= Listed records =
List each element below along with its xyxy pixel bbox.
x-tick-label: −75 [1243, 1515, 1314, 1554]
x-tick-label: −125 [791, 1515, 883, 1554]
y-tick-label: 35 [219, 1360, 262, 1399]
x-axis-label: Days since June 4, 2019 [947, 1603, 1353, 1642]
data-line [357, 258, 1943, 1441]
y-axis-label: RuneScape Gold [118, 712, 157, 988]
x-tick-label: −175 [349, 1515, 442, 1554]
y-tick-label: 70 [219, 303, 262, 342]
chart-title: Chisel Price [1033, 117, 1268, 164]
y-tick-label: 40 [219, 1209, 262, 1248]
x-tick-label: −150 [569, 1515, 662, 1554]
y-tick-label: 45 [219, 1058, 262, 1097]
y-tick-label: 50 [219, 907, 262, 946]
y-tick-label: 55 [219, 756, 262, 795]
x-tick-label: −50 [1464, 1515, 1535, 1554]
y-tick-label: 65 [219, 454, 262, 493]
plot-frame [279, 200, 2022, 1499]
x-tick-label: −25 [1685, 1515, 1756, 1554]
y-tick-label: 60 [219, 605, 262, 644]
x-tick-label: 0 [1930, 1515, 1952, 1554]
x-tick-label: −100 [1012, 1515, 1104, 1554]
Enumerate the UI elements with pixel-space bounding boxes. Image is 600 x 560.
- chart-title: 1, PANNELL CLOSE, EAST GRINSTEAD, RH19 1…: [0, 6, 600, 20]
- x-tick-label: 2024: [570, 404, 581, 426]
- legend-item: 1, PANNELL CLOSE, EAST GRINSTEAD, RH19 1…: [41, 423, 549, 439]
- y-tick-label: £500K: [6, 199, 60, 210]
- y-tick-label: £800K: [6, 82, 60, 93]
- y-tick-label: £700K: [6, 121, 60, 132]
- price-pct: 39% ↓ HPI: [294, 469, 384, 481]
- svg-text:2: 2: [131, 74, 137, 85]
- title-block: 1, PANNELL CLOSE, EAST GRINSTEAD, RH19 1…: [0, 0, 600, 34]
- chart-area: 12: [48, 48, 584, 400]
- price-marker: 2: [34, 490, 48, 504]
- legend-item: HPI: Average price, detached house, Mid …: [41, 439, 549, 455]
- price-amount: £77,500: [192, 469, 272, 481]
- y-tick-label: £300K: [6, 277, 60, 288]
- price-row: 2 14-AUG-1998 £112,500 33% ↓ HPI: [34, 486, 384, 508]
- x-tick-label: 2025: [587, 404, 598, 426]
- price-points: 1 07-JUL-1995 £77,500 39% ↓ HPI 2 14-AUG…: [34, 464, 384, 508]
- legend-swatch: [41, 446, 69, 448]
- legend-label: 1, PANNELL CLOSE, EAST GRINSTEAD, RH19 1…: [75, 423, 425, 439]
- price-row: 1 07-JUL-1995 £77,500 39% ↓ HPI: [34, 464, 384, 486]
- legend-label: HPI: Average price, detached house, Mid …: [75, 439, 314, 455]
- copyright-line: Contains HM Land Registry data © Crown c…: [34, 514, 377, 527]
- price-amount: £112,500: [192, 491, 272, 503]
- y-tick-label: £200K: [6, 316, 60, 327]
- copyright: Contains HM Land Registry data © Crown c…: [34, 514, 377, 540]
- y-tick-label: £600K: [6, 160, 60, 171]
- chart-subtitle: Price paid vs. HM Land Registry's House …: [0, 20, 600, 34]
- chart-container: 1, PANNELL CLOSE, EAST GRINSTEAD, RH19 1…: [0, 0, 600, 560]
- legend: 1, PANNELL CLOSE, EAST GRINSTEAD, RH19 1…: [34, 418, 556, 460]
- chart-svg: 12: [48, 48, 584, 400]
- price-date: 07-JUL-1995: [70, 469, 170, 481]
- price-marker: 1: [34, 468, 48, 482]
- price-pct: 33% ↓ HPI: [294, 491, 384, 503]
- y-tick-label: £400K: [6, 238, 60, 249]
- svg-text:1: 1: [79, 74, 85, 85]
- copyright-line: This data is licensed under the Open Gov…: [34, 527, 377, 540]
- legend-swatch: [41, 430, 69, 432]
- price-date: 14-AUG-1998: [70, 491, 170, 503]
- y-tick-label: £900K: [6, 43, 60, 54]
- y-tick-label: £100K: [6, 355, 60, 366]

= Do this =
Rewrite the material from its start through the line containing "y-tick-label: 70 [219, 303, 262, 342]", changing "RuneScape Gold" to "GP" and leaving everything else unchanged.

= Full response =
List each element below along with its xyxy pixel bbox.
x-tick-label: −75 [1243, 1515, 1314, 1554]
x-tick-label: −125 [791, 1515, 883, 1554]
y-tick-label: 35 [219, 1360, 262, 1399]
x-axis-label: Days since June 4, 2019 [947, 1603, 1353, 1642]
data-line [357, 258, 1943, 1441]
y-axis-label: GP [118, 712, 157, 988]
x-tick-label: −175 [349, 1515, 442, 1554]
y-tick-label: 70 [219, 303, 262, 342]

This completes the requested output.